#### Given request:
Restate the records below word for word, and omit the images they hold.

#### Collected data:
══════════════════════════════
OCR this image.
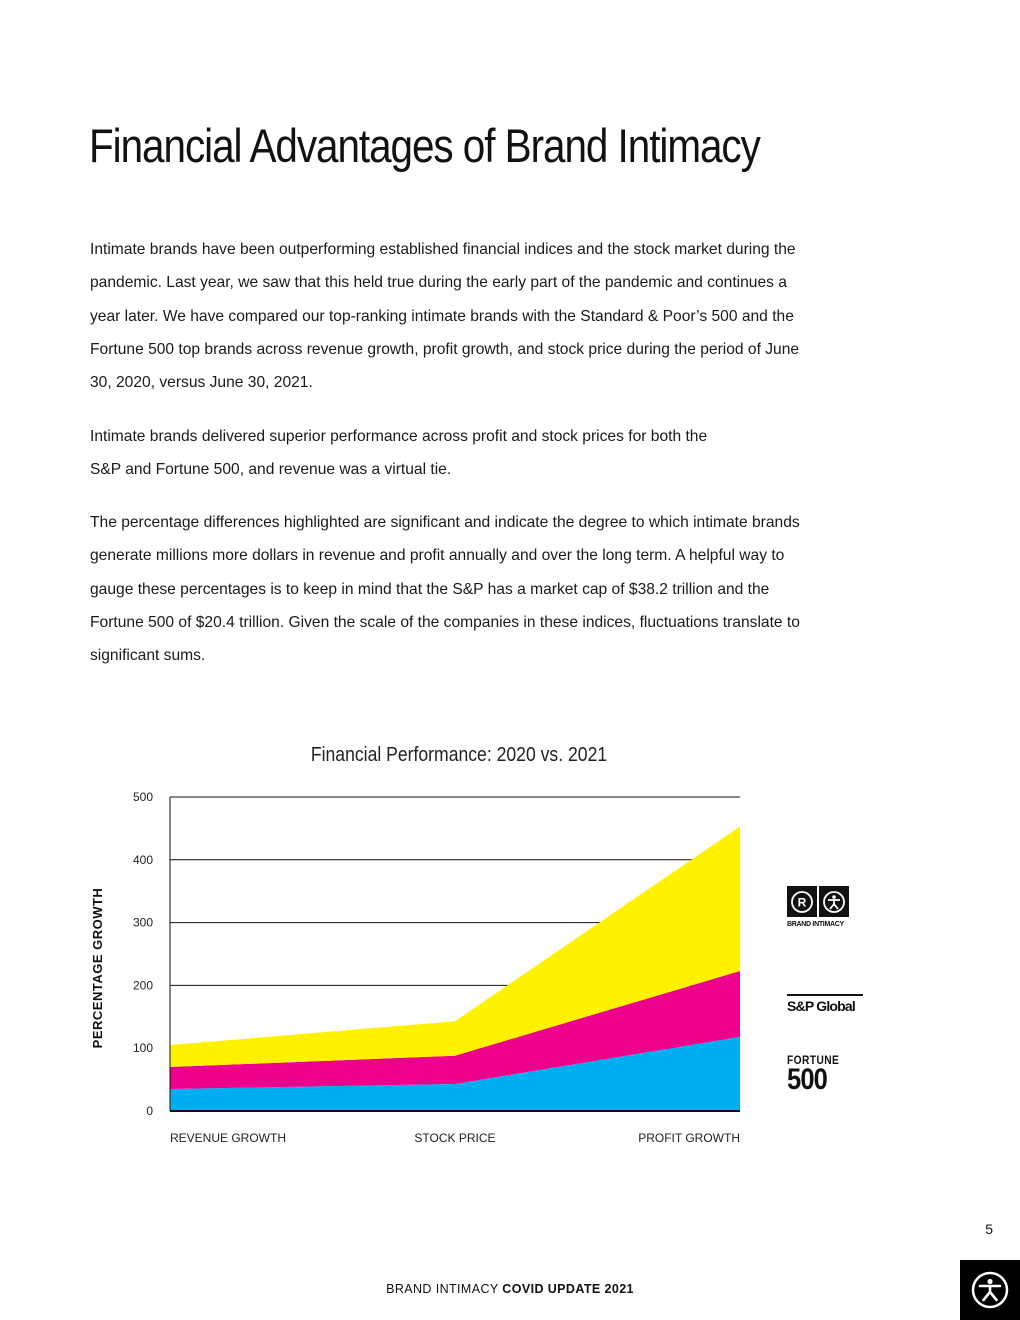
Financial Advantages of Brand Intimacy

Intimate brands have been outperforming established financial indices and the stock market during the pandemic. Last year, we saw that this held true during the early part of the pandemic and continues a year later. We have compared our top-ranking intimate brands with the Standard & Poor’s 500 and the Fortune 500 top brands across revenue growth, profit growth, and stock price during the period of June 30, 2020, versus June 30, 2021.

Intimate brands delivered superior performance across profit and stock prices for both the S&P and Fortune 500, and revenue was a virtual tie.

The percentage differences highlighted are significant and indicate the degree to which intimate brands generate millions more dollars in revenue and profit annually and over the long term. A helpful way to gauge these percentages is to keep in mind that the S&P has a market cap of $38.2 trillion and the Fortune 500 of $20.4 trillion. Given the scale of the companies in these indices, fluctuations translate to significant sums.

Financial Performance: 2020 vs. 2021
0
100
200
300
400
500
REVENUE GROWTH	STOCK PRICE	PROFIT GROWTH
PERCENTAGE GROWTH	R
BRAND INTIMACY
S&P Global
FORTUNE
500
5
BRAND INTIMACY COVID UPDATE 2021
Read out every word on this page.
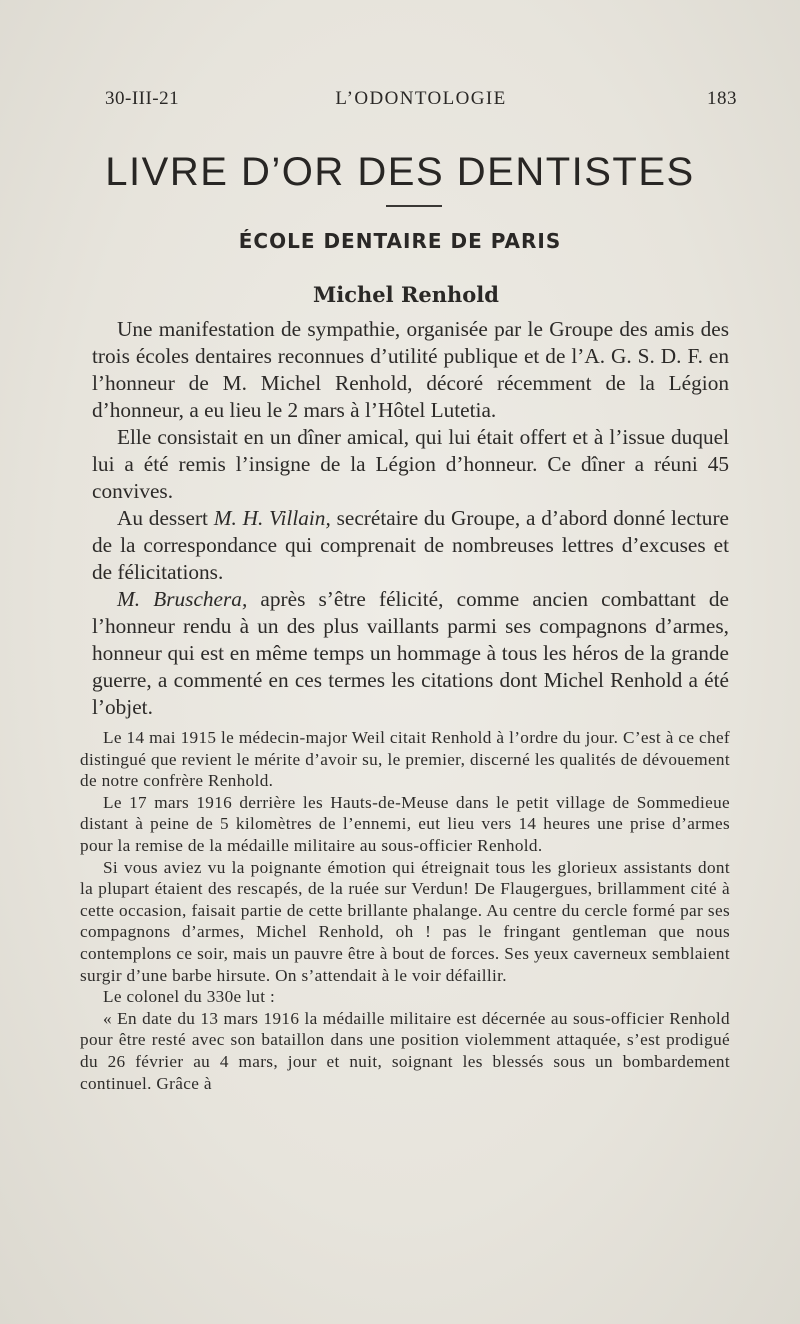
30-III-21	L’ODONTOLOGIE	183
LIVRE D’OR DES DENTISTES
ÉCOLE DENTAIRE DE PARIS
Michel Renhold

Une manifestation de sympathie, organisée par le Groupe des amis des trois écoles dentaires reconnues d’utilité publique et de l’A. G. S. D. F. en l’honneur de M. Michel Renhold, décoré récemment de la Légion d’honneur, a eu lieu le 2 mars à l’Hôtel Lutetia.

Elle consistait en un dîner amical, qui lui était offert et à l’issue duquel lui a été remis l’insigne de la Légion d’honneur. Ce dîner a réuni 45 convives.

Au dessert M. H. Villain, secrétaire du Groupe, a d’abord donné lecture de la correspondance qui comprenait de nombreuses lettres d’excuses et de félicitations.

M. Bruschera, après s’être félicité, comme ancien combattant de l’honneur rendu à un des plus vaillants parmi ses compagnons d’armes, honneur qui est en même temps un hommage à tous les héros de la grande guerre, a commenté en ces termes les citations dont Michel Renhold a été l’objet.

Le 14 mai 1915 le médecin-major Weil citait Renhold à l’ordre du jour. C’est à ce chef distingué que revient le mérite d’avoir su, le premier, discerné les qualités de dévouement de notre confrère Renhold.

Le 17 mars 1916 derrière les Hauts-de-Meuse dans le petit village de Sommedieue distant à peine de 5 kilomètres de l’ennemi, eut lieu vers 14 heures une prise d’armes pour la remise de la médaille militaire au sous-officier Renhold.

Si vous aviez vu la poignante émotion qui étreignait tous les glorieux assistants dont la plupart étaient des rescapés, de la ruée sur Verdun! De Flaugergues, brillamment cité à cette occasion, faisait partie de cette brillante phalange. Au centre du cercle formé par ses compagnons d’armes, Michel Renhold, oh ! pas le fringant gentleman que nous contemplons ce soir, mais un pauvre être à bout de forces. Ses yeux caverneux semblaient surgir d’une barbe hirsute. On s’attendait à le voir défaillir.

Le colonel du 330e lut :

« En date du 13 mars 1916 la médaille militaire est décernée au sous-officier Renhold pour être resté avec son bataillon dans une position violemment attaquée, s’est prodigué du 26 février au 4 mars, jour et nuit, soignant les blessés sous un bombardement continuel. Grâce à
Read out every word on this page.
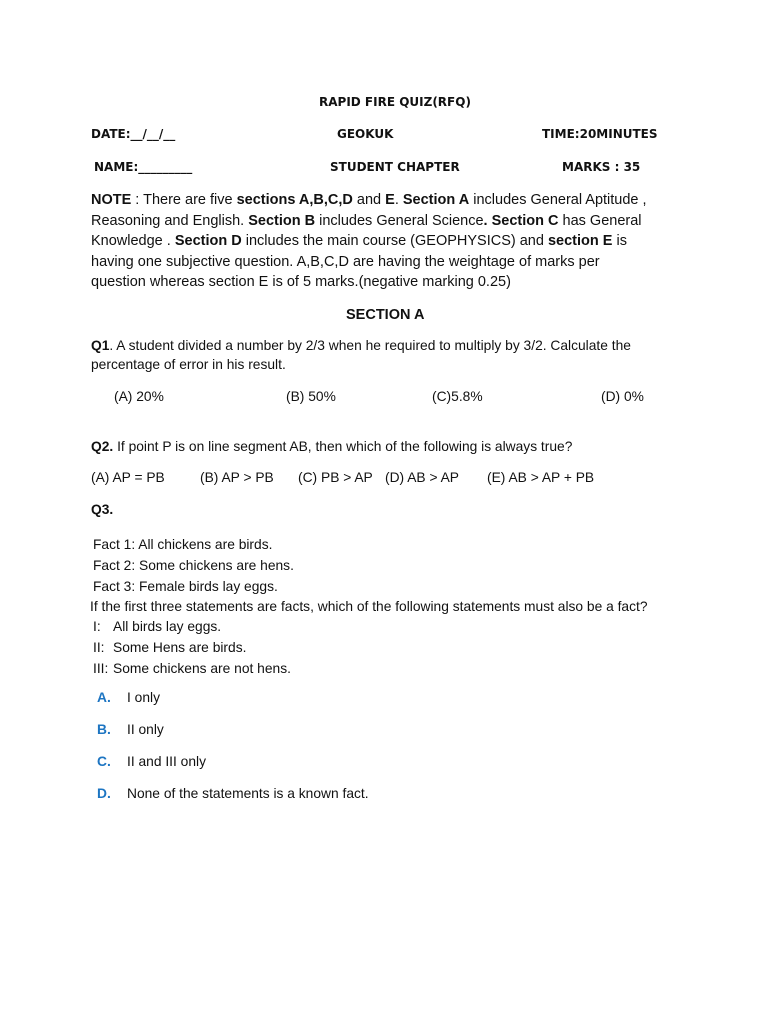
RAPID FIRE QUIZ(RFQ)
DATE:__/__/__	GEOKUK	TIME:20MINUTES
NAME:_________	STUDENT CHAPTER	MARKS : 35
NOTE : There are five sections A,B,C,D and E. Section A includes General Aptitude ,
Reasoning and English. Section B includes General Science. Section C has General
Knowledge . Section D includes the main course (GEOPHYSICS) and section E is
having one subjective question. A,B,C,D are having the weightage of marks per
question whereas section E is of 5 marks.(negative marking 0.25)
SECTION A
Q1. A student divided a number by 2/3 when he required to multiply by 3/2. Calculate the
percentage of error in his result.
(A) 20%	(B) 50%	(C)5.8%	(D) 0%
Q2. If point P is on line segment AB, then which of the following is always true?
(A) AP = PB	(B) AP > PB (C) PB > AP (D) AB > AP (E) AB > AP + PB
Q3.
Fact 1: All chickens are birds.
Fact 2: Some chickens are hens.
Fact 3: Female birds lay eggs.
If the first three statements are facts, which of the following statements must also be a fact?
I: All birds lay eggs.
II: Some Hens are birds.
III: Some chickens are not hens.
A. I only
B. II only
C. II and III only
D. None of the statements is a known fact.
══════════════════════════════
#### Final result:
OCR this image.
Financial Advantages of Brand Intimacy

Intimate brands have been outperforming established financial indices and the stock market during the pandemic. Last year, we saw that this held true during the early part of the pandemic and continues a year later. We have compared our top-ranking intimate brands with the Standard & Poor’s 500 and the Fortune 500 top brands across revenue growth, profit growth, and stock price during the period of June 30, 2020, versus June 30, 2021.

Intimate brands delivered superior performance across profit and stock prices for both the S&P and Fortune 500, and revenue was a virtual tie.

The percentage differences highlighted are significant and indicate the degree to which intimate brands generate millions more dollars in revenue and profit annually and over the long term. A helpful way to gauge these percentages is to keep in mind that the S&P has a market cap of $38.2 trillion and the Fortune 500 of $20.4 trillion. Given the scale of the companies in these indices, fluctuations translate to significant sums.

Financial Performance: 2020 vs. 2021
0
100
200
300
400
500
REVENUE GROWTH	STOCK PRICE	PROFIT GROWTH
PERCENTAGE GROWTH	R
BRAND INTIMACY
S&P Global
FORTUNE
500
5
BRAND INTIMACY COVID UPDATE 2021
Read out every word on this page.
30-III-21	L’ODONTOLOGIE	183
LIVRE D’OR DES DENTISTES
ÉCOLE DENTAIRE DE PARIS
Michel Renhold

Une manifestation de sympathie, organisée par le Groupe des amis des trois écoles dentaires reconnues d’utilité publique et de l’A. G. S. D. F. en l’honneur de M. Michel Renhold, décoré récemment de la Légion d’honneur, a eu lieu le 2 mars à l’Hôtel Lutetia.

Elle consistait en un dîner amical, qui lui était offert et à l’issue duquel lui a été remis l’insigne de la Légion d’honneur. Ce dîner a réuni 45 convives.

Au dessert M. H. Villain, secrétaire du Groupe, a d’abord donné lecture de la correspondance qui comprenait de nombreuses lettres d’excuses et de félicitations.

M. Bruschera, après s’être félicité, comme ancien combattant de l’honneur rendu à un des plus vaillants parmi ses compagnons d’armes, honneur qui est en même temps un hommage à tous les héros de la grande guerre, a commenté en ces termes les citations dont Michel Renhold a été l’objet.

Le 14 mai 1915 le médecin-major Weil citait Renhold à l’ordre du jour. C’est à ce chef distingué que revient le mérite d’avoir su, le premier, discerné les qualités de dévouement de notre confrère Renhold.

Le 17 mars 1916 derrière les Hauts-de-Meuse dans le petit village de Sommedieue distant à peine de 5 kilomètres de l’ennemi, eut lieu vers 14 heures une prise d’armes pour la remise de la médaille militaire au sous-officier Renhold.

Si vous aviez vu la poignante émotion qui étreignait tous les glorieux assistants dont la plupart étaient des rescapés, de la ruée sur Verdun! De Flaugergues, brillamment cité à cette occasion, faisait partie de cette brillante phalange. Au centre du cercle formé par ses compagnons d’armes, Michel Renhold, oh ! pas le fringant gentleman que nous contemplons ce soir, mais un pauvre être à bout de forces. Ses yeux caverneux semblaient surgir d’une barbe hirsute. On s’attendait à le voir défaillir.

Le colonel du 330e lut :

« En date du 13 mars 1916 la médaille militaire est décernée au sous-officier Renhold pour être resté avec son bataillon dans une position violemment attaquée, s’est prodigué du 26 février au 4 mars, jour et nuit, soignant les blessés sous un bombardement continuel. Grâce à
Read out every word on this page.
RAPID FIRE QUIZ(RFQ)
DATE:__/__/__	GEOKUK	TIME:20MINUTES
NAME:_________	STUDENT CHAPTER	MARKS : 35
NOTE : There are five sections A,B,C,D and E. Section A includes General Aptitude ,
Reasoning and English. Section B includes General Science. Section C has General
Knowledge . Section D includes the main course (GEOPHYSICS) and section E is
having one subjective question. A,B,C,D are having the weightage of marks per
question whereas section E is of 5 marks.(negative marking 0.25)
SECTION A
Q1. A student divided a number by 2/3 when he required to multiply by 3/2. Calculate the
percentage of error in his result.
(A) 20%	(B) 50%	(C)5.8%	(D) 0%
Q2. If point P is on line segment AB, then which of the following is always true?
(A) AP = PB	(B) AP > PB (C) PB > AP (D) AB > AP (E) AB > AP + PB
Q3.
Fact 1: All chickens are birds.
Fact 2: Some chickens are hens.
Fact 3: Female birds lay eggs.
If the first three statements are facts, which of the following statements must also be a fact?
I: All birds lay eggs.
II: Some Hens are birds.
III: Some chickens are not hens.
A. I only
B. II only
C. II and III only
D. None of the statements is a known fact.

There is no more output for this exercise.